WORK INSTRUCTIONS. Omit all images. Write out the rest of the material exactly.
[Begin THE RECORDS]
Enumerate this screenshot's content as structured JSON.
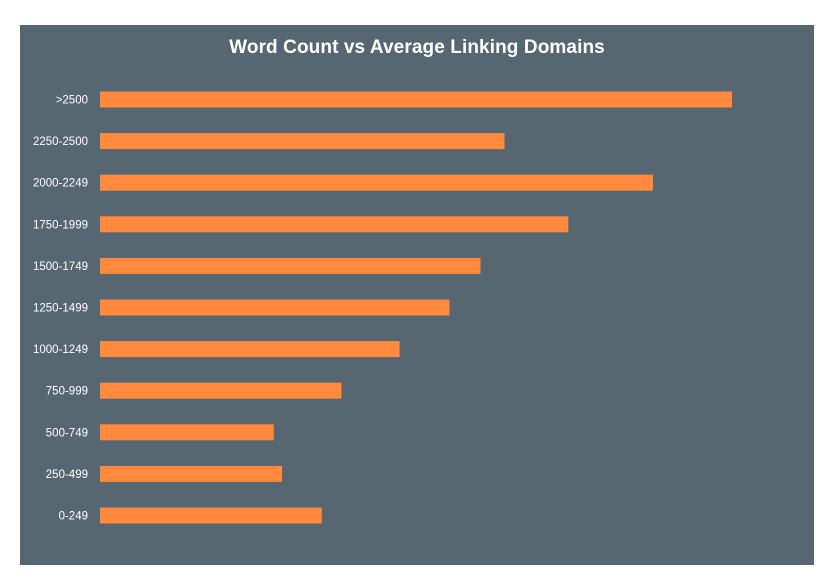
{
  "chart_data": {
    "type": "bar",
    "orientation": "horizontal",
    "title": "Word Count vs Average Linking Domains",
    "xlabel": "",
    "ylabel": "",
    "categories": [
      "0-249",
      "250-499",
      "500-749",
      "750-999",
      "1000-1249",
      "1250-1499",
      "1500-1749",
      "1750-1999",
      "2000-2249",
      "2250-2500",
      ">2500"
    ],
    "values": [
      35.1,
      28.8,
      27.5,
      38.2,
      47.4,
      55.3,
      60.2,
      74.1,
      87.5,
      64.0,
      100
    ],
    "xlim": [
      0,
      100
    ],
    "grid": false,
    "legend": "none",
    "bar_color": "#FF8A3D",
    "background_color": "#566772",
    "text_color": "#ffffff"
  }
}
[End THE RECORDS]
OUTPUT FOR THIS EXERCISE.
Enumerate this screenshot's content as structured JSON.
{
  "chart_data": {
    "type": "bar",
    "orientation": "horizontal",
    "title": "Word Count vs Average Linking Domains",
    "xlabel": "",
    "ylabel": "",
    "categories": [
      "0-249",
      "250-499",
      "500-749",
      "750-999",
      "1000-1249",
      "1250-1499",
      "1500-1749",
      "1750-1999",
      "2000-2249",
      "2250-2500",
      ">2500"
    ],
    "values": [
      35.1,
      28.8,
      27.5,
      38.2,
      47.4,
      55.3,
      60.2,
      74.1,
      87.5,
      64.0,
      100
    ],
    "xlim": [
      0,
      100
    ],
    "grid": false,
    "legend": "none",
    "bar_color": "#FF8A3D",
    "background_color": "#566772",
    "text_color": "#ffffff"
  }
}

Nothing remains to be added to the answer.